In the listing below, pick out lines with "selector".
==== Input rows ====
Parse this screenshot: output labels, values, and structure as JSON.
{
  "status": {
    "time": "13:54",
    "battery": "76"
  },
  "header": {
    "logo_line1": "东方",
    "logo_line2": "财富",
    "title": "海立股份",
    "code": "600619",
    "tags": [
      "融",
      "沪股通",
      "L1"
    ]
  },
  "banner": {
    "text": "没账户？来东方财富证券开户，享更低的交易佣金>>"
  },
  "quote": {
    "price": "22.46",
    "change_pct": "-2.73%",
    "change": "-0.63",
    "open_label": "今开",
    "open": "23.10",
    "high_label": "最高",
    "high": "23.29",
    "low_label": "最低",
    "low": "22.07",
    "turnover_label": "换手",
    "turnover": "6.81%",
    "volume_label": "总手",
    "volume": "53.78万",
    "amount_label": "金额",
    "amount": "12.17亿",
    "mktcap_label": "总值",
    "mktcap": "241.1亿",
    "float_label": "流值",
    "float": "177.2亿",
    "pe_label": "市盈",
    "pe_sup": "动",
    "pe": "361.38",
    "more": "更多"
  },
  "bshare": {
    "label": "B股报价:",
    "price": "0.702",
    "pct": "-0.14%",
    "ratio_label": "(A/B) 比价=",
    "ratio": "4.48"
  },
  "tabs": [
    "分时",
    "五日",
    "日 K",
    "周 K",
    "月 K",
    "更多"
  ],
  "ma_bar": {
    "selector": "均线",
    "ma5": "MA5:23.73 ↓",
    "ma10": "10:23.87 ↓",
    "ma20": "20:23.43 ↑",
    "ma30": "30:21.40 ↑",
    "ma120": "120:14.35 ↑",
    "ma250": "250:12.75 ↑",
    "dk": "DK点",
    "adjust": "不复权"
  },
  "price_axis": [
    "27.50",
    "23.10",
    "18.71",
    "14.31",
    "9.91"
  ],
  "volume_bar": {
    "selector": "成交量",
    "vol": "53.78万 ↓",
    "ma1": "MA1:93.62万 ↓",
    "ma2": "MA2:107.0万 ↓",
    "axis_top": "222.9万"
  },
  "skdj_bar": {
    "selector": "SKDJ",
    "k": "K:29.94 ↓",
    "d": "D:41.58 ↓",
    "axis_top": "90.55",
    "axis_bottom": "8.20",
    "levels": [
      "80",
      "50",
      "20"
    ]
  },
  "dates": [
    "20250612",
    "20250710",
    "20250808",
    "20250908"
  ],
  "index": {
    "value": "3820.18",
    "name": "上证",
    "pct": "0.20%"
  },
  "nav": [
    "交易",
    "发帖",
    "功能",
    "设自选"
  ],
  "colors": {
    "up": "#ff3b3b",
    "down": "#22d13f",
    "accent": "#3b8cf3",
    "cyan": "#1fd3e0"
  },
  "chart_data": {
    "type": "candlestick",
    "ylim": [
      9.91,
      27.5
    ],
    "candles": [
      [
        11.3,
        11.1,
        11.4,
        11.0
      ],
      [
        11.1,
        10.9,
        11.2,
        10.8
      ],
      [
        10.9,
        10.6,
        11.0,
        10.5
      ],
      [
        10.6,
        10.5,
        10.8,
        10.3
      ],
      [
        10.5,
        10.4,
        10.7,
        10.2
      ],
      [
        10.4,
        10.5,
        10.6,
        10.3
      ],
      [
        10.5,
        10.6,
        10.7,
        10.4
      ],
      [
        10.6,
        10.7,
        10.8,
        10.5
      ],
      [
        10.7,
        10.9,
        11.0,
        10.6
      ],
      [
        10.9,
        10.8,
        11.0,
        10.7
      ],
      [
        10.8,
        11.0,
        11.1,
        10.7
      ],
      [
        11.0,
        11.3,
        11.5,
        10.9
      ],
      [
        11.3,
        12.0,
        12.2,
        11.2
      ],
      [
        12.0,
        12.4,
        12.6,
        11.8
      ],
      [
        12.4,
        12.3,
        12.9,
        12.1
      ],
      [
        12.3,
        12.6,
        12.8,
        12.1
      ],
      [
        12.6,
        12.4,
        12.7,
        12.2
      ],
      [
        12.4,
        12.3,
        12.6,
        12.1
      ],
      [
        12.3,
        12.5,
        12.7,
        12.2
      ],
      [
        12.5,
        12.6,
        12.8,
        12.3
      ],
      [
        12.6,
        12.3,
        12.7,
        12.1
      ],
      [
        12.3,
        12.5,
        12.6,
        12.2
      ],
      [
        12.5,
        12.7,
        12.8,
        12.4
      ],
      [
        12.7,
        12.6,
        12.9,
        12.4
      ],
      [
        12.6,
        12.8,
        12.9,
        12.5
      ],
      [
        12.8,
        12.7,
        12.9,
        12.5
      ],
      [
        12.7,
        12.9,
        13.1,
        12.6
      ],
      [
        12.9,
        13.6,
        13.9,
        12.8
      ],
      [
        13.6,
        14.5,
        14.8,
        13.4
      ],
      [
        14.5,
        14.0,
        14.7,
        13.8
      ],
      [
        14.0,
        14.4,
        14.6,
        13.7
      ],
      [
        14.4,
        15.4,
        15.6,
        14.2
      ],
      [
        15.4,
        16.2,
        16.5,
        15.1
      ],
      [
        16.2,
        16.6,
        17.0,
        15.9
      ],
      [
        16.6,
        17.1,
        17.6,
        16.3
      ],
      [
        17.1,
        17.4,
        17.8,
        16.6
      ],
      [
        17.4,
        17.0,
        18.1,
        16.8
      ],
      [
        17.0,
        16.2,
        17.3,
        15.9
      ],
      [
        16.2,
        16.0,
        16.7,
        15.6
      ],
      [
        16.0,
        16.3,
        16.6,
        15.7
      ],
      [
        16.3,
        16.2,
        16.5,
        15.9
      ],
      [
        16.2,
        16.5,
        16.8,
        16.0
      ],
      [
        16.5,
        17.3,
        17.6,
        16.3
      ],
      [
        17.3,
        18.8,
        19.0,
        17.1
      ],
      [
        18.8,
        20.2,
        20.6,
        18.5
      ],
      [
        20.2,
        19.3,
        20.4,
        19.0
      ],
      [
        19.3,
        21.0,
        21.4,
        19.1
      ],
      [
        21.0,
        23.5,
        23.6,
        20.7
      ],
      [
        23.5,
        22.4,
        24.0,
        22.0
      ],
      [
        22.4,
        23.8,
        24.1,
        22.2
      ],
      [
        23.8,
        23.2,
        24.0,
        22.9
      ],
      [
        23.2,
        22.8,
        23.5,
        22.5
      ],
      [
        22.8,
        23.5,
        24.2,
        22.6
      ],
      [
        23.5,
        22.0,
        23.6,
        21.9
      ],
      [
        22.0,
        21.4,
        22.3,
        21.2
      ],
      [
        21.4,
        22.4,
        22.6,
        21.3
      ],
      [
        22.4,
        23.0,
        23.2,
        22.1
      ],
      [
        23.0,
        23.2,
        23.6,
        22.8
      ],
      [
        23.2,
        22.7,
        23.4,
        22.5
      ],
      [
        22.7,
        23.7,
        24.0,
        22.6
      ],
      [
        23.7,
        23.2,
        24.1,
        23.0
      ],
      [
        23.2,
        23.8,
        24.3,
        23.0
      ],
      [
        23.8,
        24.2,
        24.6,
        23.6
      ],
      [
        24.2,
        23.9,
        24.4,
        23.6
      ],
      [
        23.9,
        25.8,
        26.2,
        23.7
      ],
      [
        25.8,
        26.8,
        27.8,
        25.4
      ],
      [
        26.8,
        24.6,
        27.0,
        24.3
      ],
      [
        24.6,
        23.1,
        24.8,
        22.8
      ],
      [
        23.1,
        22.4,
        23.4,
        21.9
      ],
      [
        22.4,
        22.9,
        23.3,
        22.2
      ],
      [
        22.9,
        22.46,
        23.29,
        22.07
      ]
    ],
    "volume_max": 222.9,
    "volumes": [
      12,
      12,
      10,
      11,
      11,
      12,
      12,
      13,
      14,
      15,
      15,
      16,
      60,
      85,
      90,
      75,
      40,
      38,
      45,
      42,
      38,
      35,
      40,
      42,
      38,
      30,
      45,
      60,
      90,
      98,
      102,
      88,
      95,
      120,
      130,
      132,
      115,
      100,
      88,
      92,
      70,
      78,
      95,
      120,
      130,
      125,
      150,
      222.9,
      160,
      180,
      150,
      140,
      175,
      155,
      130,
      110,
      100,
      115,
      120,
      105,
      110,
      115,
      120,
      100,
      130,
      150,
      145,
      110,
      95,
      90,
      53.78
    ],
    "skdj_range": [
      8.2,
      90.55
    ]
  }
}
====
§ Task response
    "selector": "均线",
    "selector": "成交量",
    "selector": "SKDJ",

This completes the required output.